[What to produce]: Locate the lines where "Resistividad" occurs and copy them as they stand.

Records from a dataset:
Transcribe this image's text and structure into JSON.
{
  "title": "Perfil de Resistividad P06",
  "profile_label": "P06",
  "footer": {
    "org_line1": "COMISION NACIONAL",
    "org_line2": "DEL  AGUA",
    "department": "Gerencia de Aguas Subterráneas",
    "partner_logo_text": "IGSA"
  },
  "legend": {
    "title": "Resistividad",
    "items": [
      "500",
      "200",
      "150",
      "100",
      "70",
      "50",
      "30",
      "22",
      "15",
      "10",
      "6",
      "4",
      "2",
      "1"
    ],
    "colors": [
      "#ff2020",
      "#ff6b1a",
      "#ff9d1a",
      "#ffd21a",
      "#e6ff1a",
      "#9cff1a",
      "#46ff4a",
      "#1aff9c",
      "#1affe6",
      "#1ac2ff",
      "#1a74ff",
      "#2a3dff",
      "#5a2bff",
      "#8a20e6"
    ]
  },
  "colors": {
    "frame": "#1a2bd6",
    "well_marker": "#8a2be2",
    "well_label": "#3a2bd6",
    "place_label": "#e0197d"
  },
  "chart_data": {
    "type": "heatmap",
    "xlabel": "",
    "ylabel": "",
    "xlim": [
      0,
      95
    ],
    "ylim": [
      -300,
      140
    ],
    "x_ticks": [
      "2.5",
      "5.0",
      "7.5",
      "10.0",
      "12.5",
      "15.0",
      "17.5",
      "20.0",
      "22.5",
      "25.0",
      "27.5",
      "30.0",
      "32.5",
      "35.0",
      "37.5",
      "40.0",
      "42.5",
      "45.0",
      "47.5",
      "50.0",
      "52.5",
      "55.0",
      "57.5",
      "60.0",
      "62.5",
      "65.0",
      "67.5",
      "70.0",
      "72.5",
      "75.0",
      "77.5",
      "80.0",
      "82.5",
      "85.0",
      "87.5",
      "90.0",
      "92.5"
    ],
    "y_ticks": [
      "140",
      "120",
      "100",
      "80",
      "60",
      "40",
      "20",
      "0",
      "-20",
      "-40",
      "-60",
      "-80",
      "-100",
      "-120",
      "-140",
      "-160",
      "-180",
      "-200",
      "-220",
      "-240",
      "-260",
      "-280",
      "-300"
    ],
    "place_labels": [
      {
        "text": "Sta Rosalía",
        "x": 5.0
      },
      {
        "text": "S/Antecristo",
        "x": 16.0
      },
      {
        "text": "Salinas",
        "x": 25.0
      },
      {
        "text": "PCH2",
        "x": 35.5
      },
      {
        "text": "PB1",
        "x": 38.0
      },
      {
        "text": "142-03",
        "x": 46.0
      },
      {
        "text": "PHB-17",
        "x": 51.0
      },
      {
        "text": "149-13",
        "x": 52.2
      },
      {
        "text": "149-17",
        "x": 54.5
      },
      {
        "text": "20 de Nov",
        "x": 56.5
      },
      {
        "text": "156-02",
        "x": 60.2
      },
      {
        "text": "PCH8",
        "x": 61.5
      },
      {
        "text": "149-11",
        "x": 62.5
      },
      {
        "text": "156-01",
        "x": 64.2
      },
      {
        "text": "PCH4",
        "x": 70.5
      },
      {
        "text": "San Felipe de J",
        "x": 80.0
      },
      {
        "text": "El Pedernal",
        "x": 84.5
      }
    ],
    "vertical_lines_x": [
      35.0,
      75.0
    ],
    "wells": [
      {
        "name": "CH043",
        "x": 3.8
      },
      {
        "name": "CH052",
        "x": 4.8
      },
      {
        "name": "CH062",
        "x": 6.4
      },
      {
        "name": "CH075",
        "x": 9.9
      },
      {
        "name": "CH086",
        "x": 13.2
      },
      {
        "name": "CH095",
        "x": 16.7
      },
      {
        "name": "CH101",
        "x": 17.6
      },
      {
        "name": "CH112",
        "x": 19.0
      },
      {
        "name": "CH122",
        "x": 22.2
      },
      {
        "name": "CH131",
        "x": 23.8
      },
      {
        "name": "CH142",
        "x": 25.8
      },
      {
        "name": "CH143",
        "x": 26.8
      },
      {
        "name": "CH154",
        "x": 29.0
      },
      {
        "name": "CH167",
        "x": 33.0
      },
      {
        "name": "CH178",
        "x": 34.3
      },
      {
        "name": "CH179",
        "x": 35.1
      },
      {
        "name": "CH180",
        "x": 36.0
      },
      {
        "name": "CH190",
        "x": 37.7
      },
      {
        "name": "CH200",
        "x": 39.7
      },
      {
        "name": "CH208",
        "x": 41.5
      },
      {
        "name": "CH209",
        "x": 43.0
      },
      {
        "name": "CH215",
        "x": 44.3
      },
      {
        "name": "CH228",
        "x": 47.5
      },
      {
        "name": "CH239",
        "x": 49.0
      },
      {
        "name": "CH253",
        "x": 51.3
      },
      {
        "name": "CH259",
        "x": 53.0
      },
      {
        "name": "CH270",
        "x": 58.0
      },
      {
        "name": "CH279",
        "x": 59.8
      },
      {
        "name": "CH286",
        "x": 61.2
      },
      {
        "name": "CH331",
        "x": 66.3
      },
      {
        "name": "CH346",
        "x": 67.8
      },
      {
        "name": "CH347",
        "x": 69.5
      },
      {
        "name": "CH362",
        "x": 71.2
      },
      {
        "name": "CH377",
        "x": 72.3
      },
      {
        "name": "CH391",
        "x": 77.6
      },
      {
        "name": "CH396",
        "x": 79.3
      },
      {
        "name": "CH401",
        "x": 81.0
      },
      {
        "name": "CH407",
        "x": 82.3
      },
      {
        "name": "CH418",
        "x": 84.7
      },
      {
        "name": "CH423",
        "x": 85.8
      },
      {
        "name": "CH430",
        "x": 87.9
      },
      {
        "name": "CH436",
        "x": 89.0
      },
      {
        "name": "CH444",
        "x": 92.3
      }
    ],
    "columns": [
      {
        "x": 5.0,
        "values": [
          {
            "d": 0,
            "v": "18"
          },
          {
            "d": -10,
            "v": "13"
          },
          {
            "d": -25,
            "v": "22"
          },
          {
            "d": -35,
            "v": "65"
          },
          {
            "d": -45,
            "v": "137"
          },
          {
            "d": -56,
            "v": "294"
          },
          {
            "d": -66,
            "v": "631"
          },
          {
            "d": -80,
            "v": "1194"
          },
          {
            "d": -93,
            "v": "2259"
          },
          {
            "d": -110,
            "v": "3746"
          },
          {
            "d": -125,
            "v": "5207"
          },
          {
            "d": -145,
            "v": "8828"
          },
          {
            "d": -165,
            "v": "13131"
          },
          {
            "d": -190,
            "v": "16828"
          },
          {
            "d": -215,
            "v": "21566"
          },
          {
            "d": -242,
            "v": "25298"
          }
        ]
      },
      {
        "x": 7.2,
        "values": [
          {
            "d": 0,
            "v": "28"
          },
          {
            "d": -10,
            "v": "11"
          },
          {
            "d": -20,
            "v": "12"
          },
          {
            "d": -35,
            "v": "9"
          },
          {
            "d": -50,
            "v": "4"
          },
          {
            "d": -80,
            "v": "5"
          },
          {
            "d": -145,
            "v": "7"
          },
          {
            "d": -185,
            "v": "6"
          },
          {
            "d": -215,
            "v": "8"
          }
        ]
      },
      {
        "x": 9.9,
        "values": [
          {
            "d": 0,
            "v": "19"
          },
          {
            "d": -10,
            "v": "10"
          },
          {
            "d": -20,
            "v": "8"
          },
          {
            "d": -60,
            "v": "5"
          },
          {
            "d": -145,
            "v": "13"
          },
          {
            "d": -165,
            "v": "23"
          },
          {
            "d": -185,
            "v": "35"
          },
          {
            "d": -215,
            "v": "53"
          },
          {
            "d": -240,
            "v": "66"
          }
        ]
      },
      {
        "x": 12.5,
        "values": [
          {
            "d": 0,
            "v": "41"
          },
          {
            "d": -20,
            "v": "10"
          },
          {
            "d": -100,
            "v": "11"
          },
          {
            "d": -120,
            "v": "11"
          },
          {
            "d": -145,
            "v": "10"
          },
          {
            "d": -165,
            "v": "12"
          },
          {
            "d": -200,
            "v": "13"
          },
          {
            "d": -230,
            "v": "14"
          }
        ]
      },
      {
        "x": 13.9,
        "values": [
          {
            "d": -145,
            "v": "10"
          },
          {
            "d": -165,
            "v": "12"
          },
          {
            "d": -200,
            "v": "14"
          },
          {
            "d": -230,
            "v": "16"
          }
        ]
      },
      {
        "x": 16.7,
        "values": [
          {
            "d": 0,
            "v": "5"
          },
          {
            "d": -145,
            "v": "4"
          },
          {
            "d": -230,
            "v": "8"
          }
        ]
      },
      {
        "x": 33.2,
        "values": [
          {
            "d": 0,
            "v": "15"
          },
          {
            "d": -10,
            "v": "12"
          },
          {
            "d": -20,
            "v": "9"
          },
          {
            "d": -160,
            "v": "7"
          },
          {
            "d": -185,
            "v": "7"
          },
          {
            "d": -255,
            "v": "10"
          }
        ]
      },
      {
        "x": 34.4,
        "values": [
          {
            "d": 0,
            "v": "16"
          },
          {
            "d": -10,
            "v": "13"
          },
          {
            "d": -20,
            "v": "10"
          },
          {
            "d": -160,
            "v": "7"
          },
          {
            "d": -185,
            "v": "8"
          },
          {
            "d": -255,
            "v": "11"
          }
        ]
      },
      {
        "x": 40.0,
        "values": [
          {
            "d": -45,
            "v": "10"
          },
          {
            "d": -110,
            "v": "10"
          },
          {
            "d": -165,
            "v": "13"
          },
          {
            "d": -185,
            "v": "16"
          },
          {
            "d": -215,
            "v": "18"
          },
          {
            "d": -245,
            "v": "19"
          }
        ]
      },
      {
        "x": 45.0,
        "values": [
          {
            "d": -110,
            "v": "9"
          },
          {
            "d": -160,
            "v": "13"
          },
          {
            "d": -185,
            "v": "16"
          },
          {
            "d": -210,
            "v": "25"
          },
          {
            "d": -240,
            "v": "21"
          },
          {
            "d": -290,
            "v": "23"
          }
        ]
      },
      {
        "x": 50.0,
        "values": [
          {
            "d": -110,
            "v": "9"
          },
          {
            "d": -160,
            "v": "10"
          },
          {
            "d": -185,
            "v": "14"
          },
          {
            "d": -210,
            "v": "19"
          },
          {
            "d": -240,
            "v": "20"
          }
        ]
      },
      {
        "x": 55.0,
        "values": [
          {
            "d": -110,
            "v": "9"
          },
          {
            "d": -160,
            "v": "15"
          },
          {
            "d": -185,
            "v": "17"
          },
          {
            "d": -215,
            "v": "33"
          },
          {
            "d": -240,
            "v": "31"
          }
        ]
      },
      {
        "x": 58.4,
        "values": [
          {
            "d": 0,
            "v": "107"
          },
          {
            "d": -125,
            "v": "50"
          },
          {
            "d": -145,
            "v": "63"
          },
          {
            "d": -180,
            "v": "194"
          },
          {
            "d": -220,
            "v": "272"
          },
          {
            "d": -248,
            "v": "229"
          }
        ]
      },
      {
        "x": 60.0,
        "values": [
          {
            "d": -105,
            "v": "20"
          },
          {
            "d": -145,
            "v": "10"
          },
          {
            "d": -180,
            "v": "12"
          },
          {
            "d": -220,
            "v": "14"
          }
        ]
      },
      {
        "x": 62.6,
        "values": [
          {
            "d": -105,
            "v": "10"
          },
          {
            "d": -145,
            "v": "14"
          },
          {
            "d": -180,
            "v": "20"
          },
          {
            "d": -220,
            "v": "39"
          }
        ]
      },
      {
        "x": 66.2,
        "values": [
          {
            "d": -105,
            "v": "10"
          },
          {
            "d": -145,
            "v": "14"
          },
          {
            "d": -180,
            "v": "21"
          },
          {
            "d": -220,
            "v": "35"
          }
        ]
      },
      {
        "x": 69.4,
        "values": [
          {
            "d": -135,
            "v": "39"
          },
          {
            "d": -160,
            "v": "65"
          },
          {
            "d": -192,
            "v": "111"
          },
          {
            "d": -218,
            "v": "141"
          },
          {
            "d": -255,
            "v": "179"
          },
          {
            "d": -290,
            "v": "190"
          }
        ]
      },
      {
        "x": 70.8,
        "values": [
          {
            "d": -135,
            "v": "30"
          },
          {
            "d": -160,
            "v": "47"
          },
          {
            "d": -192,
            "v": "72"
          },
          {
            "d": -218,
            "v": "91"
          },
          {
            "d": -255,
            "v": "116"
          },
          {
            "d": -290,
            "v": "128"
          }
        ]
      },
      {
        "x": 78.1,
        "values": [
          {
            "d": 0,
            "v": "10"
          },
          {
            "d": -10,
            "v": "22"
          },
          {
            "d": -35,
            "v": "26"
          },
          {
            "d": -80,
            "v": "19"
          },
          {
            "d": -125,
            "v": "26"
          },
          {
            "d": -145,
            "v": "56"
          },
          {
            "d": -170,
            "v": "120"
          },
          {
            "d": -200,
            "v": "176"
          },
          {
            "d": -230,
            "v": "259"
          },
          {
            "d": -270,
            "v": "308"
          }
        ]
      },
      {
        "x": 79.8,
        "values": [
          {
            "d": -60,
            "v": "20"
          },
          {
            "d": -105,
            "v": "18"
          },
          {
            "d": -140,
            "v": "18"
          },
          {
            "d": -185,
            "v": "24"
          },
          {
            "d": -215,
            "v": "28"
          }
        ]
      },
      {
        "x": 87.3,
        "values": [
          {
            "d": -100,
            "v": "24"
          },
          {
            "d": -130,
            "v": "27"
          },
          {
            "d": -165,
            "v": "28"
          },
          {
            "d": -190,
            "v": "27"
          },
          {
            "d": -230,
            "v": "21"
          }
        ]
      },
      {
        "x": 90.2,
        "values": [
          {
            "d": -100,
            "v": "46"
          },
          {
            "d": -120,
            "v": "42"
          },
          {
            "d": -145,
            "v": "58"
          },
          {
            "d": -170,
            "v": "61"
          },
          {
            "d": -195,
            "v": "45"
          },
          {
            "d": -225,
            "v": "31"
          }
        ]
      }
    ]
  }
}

[Response to the task]:
  "title": "Perfil de Resistividad P06",
    "title": "Resistividad",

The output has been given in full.